**TASK PROMPT**.
Locate the word "subcaption" in the data below, then copy every line that holds it.

Figure dataset records:
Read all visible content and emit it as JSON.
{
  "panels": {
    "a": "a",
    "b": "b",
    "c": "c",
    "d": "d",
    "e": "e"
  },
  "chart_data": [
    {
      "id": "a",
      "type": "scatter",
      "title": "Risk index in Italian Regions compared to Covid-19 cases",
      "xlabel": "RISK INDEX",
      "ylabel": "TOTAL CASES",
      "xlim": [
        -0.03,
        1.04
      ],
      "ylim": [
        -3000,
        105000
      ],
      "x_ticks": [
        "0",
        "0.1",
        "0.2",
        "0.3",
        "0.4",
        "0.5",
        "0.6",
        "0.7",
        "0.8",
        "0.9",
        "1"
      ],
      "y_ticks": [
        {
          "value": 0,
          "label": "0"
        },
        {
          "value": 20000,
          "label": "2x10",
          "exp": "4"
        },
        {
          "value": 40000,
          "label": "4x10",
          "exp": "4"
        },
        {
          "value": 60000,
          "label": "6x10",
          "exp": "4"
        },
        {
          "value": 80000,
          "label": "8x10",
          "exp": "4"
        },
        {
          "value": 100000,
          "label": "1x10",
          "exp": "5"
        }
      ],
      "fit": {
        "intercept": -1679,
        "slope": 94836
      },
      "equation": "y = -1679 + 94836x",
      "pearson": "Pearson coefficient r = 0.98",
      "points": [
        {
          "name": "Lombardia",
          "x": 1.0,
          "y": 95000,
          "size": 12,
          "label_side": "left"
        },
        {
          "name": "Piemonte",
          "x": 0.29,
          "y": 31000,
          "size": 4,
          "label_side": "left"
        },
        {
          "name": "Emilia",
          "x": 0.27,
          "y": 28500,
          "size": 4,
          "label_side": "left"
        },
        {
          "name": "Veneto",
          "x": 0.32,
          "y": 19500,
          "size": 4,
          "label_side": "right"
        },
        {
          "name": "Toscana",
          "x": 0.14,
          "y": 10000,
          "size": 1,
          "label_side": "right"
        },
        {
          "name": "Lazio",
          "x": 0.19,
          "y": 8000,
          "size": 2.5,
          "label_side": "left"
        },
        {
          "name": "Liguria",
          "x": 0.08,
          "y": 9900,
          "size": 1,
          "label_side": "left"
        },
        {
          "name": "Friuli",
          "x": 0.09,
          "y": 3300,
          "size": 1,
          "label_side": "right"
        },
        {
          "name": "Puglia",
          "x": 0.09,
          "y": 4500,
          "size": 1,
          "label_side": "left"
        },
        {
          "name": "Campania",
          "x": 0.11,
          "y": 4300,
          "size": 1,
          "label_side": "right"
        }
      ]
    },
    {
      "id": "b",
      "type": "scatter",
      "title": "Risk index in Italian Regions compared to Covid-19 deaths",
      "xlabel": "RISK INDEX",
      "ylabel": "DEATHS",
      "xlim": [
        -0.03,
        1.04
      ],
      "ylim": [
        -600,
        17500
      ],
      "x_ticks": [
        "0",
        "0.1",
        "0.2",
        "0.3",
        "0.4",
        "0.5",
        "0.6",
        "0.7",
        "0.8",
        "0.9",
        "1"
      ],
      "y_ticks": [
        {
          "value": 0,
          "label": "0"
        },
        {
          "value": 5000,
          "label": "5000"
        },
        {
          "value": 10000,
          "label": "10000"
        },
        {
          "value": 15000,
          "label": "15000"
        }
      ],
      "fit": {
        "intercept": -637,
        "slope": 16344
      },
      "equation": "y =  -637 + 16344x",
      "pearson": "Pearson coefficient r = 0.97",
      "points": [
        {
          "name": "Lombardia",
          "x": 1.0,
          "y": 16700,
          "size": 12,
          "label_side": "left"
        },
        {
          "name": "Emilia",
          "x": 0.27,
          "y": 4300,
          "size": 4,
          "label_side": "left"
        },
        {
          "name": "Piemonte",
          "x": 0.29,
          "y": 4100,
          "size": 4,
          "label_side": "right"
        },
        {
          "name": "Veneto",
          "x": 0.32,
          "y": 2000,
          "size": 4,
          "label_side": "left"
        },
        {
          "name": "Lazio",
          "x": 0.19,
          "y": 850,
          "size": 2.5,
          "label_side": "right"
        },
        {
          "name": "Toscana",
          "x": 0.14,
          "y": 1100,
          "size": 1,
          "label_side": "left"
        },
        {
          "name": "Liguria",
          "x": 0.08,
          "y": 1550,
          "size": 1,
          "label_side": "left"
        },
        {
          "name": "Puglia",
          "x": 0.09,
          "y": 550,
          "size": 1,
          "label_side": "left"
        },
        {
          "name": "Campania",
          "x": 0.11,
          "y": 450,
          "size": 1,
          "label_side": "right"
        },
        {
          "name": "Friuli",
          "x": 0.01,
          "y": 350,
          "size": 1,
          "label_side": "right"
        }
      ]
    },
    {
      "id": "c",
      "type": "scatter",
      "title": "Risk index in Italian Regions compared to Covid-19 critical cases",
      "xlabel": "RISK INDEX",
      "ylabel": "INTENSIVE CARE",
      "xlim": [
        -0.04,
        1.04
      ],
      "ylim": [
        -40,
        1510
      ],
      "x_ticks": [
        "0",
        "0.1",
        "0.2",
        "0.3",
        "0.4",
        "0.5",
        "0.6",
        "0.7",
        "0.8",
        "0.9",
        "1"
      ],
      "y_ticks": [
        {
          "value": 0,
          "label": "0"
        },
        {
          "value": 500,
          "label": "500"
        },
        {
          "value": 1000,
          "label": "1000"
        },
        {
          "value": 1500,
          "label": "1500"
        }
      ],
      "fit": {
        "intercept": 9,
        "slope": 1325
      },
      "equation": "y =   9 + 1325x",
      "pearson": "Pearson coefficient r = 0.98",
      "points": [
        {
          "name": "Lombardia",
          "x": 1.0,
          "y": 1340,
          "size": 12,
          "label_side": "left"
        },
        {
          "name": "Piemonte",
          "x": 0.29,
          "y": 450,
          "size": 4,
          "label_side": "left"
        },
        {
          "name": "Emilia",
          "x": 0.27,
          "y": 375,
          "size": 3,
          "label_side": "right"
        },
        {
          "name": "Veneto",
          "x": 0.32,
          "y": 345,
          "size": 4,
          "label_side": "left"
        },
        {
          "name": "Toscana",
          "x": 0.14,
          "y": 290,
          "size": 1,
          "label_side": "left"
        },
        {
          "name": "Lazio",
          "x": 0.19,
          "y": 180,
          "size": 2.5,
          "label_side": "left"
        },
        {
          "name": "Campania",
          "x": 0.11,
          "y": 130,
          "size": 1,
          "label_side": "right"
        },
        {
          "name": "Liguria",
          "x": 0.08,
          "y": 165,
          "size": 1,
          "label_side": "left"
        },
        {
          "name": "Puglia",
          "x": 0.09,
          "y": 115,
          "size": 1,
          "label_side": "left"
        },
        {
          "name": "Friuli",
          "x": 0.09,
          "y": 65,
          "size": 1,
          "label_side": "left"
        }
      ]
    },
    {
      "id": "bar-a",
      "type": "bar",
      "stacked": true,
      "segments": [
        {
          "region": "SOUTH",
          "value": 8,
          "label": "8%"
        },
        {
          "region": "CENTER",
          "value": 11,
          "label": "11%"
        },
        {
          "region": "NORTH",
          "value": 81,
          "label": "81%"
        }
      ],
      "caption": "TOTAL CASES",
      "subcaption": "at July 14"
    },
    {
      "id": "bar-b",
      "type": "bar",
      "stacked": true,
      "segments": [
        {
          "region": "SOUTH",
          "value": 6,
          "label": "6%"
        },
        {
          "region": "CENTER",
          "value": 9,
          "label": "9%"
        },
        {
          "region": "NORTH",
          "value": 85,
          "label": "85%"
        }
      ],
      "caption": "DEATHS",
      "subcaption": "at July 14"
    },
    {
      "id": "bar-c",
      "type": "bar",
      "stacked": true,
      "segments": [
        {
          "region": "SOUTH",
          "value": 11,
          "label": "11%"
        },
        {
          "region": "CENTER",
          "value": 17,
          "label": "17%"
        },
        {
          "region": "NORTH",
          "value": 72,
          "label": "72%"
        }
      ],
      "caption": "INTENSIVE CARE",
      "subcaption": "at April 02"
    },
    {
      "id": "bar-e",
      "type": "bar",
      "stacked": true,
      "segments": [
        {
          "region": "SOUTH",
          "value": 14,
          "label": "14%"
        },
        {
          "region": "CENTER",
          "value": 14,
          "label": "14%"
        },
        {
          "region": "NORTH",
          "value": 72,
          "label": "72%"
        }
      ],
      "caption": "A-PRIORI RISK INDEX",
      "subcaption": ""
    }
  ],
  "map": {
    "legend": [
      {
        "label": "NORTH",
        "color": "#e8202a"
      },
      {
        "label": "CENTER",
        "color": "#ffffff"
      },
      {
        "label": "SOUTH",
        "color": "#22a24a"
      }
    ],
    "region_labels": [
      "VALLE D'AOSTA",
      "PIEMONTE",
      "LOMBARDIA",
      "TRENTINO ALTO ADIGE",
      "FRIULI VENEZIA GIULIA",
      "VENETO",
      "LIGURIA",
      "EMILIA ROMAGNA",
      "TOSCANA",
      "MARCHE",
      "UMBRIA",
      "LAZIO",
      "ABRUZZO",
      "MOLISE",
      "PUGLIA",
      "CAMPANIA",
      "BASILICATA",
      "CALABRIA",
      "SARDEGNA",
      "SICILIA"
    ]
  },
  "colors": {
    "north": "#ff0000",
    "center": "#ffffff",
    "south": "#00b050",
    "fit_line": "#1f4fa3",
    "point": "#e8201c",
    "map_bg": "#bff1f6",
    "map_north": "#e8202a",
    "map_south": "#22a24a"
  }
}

**TASK OUTPUT**.
      "subcaption": "at July 14"
      "subcaption": "at July 14"
      "subcaption": "at April 02"
      "subcaption": ""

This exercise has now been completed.